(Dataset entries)

=======

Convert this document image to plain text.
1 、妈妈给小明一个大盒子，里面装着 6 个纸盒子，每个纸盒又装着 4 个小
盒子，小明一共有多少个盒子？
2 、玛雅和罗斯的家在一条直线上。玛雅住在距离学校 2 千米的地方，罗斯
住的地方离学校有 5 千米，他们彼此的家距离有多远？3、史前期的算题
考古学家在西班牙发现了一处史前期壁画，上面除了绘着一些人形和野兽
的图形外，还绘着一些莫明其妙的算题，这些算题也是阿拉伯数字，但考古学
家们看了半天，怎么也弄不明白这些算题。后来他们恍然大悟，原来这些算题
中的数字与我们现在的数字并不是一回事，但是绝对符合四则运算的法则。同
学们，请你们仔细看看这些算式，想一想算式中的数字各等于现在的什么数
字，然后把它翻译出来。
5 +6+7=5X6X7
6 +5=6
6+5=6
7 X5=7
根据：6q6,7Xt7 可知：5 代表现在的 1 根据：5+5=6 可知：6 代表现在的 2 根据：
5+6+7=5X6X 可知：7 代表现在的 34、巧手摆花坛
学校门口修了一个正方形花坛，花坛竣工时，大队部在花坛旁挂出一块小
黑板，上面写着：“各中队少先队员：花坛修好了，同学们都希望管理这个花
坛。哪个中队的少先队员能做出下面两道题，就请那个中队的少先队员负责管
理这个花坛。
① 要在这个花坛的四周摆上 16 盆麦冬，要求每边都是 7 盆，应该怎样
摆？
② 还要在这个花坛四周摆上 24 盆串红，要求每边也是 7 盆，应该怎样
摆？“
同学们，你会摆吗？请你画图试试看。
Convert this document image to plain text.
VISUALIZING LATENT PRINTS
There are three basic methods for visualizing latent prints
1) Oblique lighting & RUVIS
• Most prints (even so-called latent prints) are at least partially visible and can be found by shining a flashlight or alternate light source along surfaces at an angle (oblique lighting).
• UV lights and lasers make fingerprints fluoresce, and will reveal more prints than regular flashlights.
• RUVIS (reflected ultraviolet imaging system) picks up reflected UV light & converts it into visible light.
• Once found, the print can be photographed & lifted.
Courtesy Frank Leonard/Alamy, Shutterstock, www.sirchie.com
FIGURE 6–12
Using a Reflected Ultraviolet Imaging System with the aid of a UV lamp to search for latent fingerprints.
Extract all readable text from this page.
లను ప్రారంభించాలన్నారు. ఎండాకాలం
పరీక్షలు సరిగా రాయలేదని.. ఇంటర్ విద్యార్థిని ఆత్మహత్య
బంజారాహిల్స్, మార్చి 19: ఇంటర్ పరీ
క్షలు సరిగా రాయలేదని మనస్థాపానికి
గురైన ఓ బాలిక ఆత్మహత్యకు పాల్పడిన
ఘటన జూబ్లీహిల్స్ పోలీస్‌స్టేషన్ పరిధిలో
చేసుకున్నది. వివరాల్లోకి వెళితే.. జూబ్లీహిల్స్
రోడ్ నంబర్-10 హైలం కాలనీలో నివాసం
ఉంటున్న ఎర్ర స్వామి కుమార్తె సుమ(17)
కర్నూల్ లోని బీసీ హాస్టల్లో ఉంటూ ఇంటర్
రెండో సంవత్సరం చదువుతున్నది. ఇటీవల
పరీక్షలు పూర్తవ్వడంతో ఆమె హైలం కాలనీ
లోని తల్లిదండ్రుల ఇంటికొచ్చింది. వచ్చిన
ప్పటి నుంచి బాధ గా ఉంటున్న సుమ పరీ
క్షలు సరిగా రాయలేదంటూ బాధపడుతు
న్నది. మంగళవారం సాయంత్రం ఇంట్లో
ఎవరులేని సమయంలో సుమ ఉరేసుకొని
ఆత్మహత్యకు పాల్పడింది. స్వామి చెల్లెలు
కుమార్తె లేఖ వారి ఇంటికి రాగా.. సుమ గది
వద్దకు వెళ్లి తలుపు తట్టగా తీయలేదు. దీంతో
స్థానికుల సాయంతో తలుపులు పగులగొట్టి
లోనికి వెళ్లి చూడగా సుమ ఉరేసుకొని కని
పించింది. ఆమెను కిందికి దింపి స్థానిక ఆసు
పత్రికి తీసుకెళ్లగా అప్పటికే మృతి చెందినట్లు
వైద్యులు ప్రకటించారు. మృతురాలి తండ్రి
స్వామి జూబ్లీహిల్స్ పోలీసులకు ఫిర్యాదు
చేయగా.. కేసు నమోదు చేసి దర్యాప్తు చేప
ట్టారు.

=======

STATED EXERCISE: Exactly reproduce the lines that run from the line with "Extract all readable text from this page." through the last line of the records, inclusive.

RESULT OF THIS EXERCISE:
Extract all readable text from this page.
లను ప్రారంభించాలన్నారు. ఎండాకాలం
పరీక్షలు సరిగా రాయలేదని.. ఇంటర్ విద్యార్థిని ఆత్మహత్య
బంజారాహిల్స్, మార్చి 19: ఇంటర్ పరీ
క్షలు సరిగా రాయలేదని మనస్థాపానికి
గురైన ఓ బాలిక ఆత్మహత్యకు పాల్పడిన
ఘటన జూబ్లీహిల్స్ పోలీస్‌స్టేషన్ పరిధిలో
చేసుకున్నది. వివరాల్లోకి వెళితే.. జూబ్లీహిల్స్
రోడ్ నంబర్-10 హైలం కాలనీలో నివాసం
ఉంటున్న ఎర్ర స్వామి కుమార్తె సుమ(17)
కర్నూల్ లోని బీసీ హాస్టల్లో ఉంటూ ఇంటర్
రెండో సంవత్సరం చదువుతున్నది. ఇటీవల
పరీక్షలు పూర్తవ్వడంతో ఆమె హైలం కాలనీ
లోని తల్లిదండ్రుల ఇంటికొచ్చింది. వచ్చిన
ప్పటి నుంచి బాధ గా ఉంటున్న సుమ పరీ
క్షలు సరిగా రాయలేదంటూ బాధపడుతు
న్నది. మంగళవారం సాయంత్రం ఇంట్లో
ఎవరులేని సమయంలో సుమ ఉరేసుకొని
ఆత్మహత్యకు పాల్పడింది. స్వామి చెల్లెలు
కుమార్తె లేఖ వారి ఇంటికి రాగా.. సుమ గది
వద్దకు వెళ్లి తలుపు తట్టగా తీయలేదు. దీంతో
స్థానికుల సాయంతో తలుపులు పగులగొట్టి
లోనికి వెళ్లి చూడగా సుమ ఉరేసుకొని కని
పించింది. ఆమెను కిందికి దింపి స్థానిక ఆసు
పత్రికి తీసుకెళ్లగా అప్పటికే మృతి చెందినట్లు
వైద్యులు ప్రకటించారు. మృతురాలి తండ్రి
స్వామి జూబ్లీహిల్స్ పోలీసులకు ఫిర్యాదు
చేయగా.. కేసు నమోదు చేసి దర్యాప్తు చేప
ట్టారు.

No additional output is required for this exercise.